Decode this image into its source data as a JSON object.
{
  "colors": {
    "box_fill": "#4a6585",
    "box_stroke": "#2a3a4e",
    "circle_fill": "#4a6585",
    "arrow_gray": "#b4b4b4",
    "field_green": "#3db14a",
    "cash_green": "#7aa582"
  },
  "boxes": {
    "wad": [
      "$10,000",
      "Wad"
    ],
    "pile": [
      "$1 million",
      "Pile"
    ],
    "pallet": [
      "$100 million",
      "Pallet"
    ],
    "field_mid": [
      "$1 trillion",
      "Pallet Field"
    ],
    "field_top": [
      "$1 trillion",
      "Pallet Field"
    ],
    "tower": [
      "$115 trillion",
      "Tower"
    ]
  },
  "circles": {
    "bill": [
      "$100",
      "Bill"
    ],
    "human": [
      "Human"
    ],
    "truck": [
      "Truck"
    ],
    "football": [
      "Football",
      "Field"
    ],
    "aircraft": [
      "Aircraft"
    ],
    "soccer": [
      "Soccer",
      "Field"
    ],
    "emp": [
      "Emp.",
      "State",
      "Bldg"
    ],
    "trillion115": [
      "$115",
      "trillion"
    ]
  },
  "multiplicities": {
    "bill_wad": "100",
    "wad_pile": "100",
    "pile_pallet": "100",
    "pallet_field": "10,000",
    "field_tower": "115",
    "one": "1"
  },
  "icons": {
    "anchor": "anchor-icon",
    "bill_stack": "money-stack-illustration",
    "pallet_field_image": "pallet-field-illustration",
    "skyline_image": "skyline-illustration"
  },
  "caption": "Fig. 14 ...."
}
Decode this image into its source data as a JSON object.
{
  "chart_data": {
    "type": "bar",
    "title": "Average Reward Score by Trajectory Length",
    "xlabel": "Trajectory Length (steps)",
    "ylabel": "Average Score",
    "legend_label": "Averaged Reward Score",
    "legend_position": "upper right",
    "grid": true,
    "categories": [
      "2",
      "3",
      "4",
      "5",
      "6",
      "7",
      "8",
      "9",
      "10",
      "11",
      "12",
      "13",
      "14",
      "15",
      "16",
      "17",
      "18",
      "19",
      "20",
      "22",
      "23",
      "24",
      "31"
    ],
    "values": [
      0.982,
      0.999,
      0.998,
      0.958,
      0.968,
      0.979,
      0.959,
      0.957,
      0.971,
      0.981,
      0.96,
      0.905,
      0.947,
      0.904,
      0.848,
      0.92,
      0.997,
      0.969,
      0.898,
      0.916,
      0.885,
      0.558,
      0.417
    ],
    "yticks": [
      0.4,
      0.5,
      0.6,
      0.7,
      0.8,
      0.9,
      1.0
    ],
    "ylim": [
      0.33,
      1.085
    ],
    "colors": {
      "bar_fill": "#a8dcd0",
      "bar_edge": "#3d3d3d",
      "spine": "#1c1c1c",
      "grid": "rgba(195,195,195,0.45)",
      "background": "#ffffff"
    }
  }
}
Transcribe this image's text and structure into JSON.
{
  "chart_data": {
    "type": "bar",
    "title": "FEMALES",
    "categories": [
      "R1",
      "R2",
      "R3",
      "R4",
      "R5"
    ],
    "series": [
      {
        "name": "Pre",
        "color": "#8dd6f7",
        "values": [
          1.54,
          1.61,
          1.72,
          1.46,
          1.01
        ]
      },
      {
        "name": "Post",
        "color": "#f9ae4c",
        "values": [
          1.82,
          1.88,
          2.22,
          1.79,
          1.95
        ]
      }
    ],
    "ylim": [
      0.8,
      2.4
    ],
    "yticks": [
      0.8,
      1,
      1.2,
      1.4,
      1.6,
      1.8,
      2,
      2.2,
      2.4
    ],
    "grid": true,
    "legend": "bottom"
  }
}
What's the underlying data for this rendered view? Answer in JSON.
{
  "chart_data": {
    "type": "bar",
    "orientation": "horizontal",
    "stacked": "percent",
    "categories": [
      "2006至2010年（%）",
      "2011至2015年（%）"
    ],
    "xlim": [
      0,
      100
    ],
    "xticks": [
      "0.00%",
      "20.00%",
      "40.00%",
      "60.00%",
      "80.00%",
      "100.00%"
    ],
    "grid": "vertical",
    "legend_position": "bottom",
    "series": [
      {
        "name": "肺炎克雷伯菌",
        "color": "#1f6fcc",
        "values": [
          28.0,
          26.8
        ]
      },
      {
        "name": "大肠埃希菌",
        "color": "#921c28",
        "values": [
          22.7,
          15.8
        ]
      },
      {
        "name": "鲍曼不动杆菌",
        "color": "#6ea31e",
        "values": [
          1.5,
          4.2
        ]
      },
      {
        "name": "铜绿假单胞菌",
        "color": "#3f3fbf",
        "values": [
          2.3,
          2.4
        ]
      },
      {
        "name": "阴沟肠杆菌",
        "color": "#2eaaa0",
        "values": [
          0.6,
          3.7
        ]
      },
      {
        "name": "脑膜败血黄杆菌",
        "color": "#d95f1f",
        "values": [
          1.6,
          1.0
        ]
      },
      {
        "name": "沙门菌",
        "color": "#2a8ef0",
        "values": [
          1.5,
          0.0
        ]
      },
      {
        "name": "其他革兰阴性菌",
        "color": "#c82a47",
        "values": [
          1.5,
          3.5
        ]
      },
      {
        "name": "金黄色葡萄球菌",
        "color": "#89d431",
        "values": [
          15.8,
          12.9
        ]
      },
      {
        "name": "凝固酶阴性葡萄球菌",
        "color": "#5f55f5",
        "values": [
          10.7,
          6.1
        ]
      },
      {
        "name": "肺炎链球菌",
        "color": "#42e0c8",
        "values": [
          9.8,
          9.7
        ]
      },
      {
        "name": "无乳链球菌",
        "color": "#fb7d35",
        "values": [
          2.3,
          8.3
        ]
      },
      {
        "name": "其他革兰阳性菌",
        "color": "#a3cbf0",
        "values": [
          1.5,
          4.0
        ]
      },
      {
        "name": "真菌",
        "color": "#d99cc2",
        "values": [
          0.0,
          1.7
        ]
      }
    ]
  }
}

SHORT PROBLEM>
Your task is to transcribe the listing above in full, exactly as given.

FULL OUTPUT>
Decode this image into its source data as a JSON object.
{
  "colors": {
    "box_fill": "#4a6585",
    "box_stroke": "#2a3a4e",
    "circle_fill": "#4a6585",
    "arrow_gray": "#b4b4b4",
    "field_green": "#3db14a",
    "cash_green": "#7aa582"
  },
  "boxes": {
    "wad": [
      "$10,000",
      "Wad"
    ],
    "pile": [
      "$1 million",
      "Pile"
    ],
    "pallet": [
      "$100 million",
      "Pallet"
    ],
    "field_mid": [
      "$1 trillion",
      "Pallet Field"
    ],
    "field_top": [
      "$1 trillion",
      "Pallet Field"
    ],
    "tower": [
      "$115 trillion",
      "Tower"
    ]
  },
  "circles": {
    "bill": [
      "$100",
      "Bill"
    ],
    "human": [
      "Human"
    ],
    "truck": [
      "Truck"
    ],
    "football": [
      "Football",
      "Field"
    ],
    "aircraft": [
      "Aircraft"
    ],
    "soccer": [
      "Soccer",
      "Field"
    ],
    "emp": [
      "Emp.",
      "State",
      "Bldg"
    ],
    "trillion115": [
      "$115",
      "trillion"
    ]
  },
  "multiplicities": {
    "bill_wad": "100",
    "wad_pile": "100",
    "pile_pallet": "100",
    "pallet_field": "10,000",
    "field_tower": "115",
    "one": "1"
  },
  "icons": {
    "anchor": "anchor-icon",
    "bill_stack": "money-stack-illustration",
    "pallet_field_image": "pallet-field-illustration",
    "skyline_image": "skyline-illustration"
  },
  "caption": "Fig. 14 ...."
}
Decode this image into its source data as a JSON object.
{
  "chart_data": {
    "type": "bar",
    "title": "Average Reward Score by Trajectory Length",
    "xlabel": "Trajectory Length (steps)",
    "ylabel": "Average Score",
    "legend_label": "Averaged Reward Score",
    "legend_position": "upper right",
    "grid": true,
    "categories": [
      "2",
      "3",
      "4",
      "5",
      "6",
      "7",
      "8",
      "9",
      "10",
      "11",
      "12",
      "13",
      "14",
      "15",
      "16",
      "17",
      "18",
      "19",
      "20",
      "22",
      "23",
      "24",
      "31"
    ],
    "values": [
      0.982,
      0.999,
      0.998,
      0.958,
      0.968,
      0.979,
      0.959,
      0.957,
      0.971,
      0.981,
      0.96,
      0.905,
      0.947,
      0.904,
      0.848,
      0.92,
      0.997,
      0.969,
      0.898,
      0.916,
      0.885,
      0.558,
      0.417
    ],
    "yticks": [
      0.4,
      0.5,
      0.6,
      0.7,
      0.8,
      0.9,
      1.0
    ],
    "ylim": [
      0.33,
      1.085
    ],
    "colors": {
      "bar_fill": "#a8dcd0",
      "bar_edge": "#3d3d3d",
      "spine": "#1c1c1c",
      "grid": "rgba(195,195,195,0.45)",
      "background": "#ffffff"
    }
  }
}
Transcribe this image's text and structure into JSON.
{
  "chart_data": {
    "type": "bar",
    "title": "FEMALES",
    "categories": [
      "R1",
      "R2",
      "R3",
      "R4",
      "R5"
    ],
    "series": [
      {
        "name": "Pre",
        "color": "#8dd6f7",
        "values": [
          1.54,
          1.61,
          1.72,
          1.46,
          1.01
        ]
      },
      {
        "name": "Post",
        "color": "#f9ae4c",
        "values": [
          1.82,
          1.88,
          2.22,
          1.79,
          1.95
        ]
      }
    ],
    "ylim": [
      0.8,
      2.4
    ],
    "yticks": [
      0.8,
      1,
      1.2,
      1.4,
      1.6,
      1.8,
      2,
      2.2,
      2.4
    ],
    "grid": true,
    "legend": "bottom"
  }
}
What's the underlying data for this rendered view? Answer in JSON.
{
  "chart_data": {
    "type": "bar",
    "orientation": "horizontal",
    "stacked": "percent",
    "categories": [
      "2006至2010年（%）",
      "2011至2015年（%）"
    ],
    "xlim": [
      0,
      100
    ],
    "xticks": [
      "0.00%",
      "20.00%",
      "40.00%",
      "60.00%",
      "80.00%",
      "100.00%"
    ],
    "grid": "vertical",
    "legend_position": "bottom",
    "series": [
      {
        "name": "肺炎克雷伯菌",
        "color": "#1f6fcc",
        "values": [
          28.0,
          26.8
        ]
      },
      {
        "name": "大肠埃希菌",
        "color": "#921c28",
        "values": [
          22.7,
          15.8
        ]
      },
      {
        "name": "鲍曼不动杆菌",
        "color": "#6ea31e",
        "values": [
          1.5,
          4.2
        ]
      },
      {
        "name": "铜绿假单胞菌",
        "color": "#3f3fbf",
        "values": [
          2.3,
          2.4
        ]
      },
      {
        "name": "阴沟肠杆菌",
        "color": "#2eaaa0",
        "values": [
          0.6,
          3.7
        ]
      },
      {
        "name": "脑膜败血黄杆菌",
        "color": "#d95f1f",
        "values": [
          1.6,
          1.0
        ]
      },
      {
        "name": "沙门菌",
        "color": "#2a8ef0",
        "values": [
          1.5,
          0.0
        ]
      },
      {
        "name": "其他革兰阴性菌",
        "color": "#c82a47",
        "values": [
          1.5,
          3.5
        ]
      },
      {
        "name": "金黄色葡萄球菌",
        "color": "#89d431",
        "values": [
          15.8,
          12.9
        ]
      },
      {
        "name": "凝固酶阴性葡萄球菌",
        "color": "#5f55f5",
        "values": [
          10.7,
          6.1
        ]
      },
      {
        "name": "肺炎链球菌",
        "color": "#42e0c8",
        "values": [
          9.8,
          9.7
        ]
      },
      {
        "name": "无乳链球菌",
        "color": "#fb7d35",
        "values": [
          2.3,
          8.3
        ]
      },
      {
        "name": "其他革兰阳性菌",
        "color": "#a3cbf0",
        "values": [
          1.5,
          4.0
        ]
      },
      {
        "name": "真菌",
        "color": "#d99cc2",
        "values": [
          0.0,
          1.7
        ]
      }
    ]
  }
}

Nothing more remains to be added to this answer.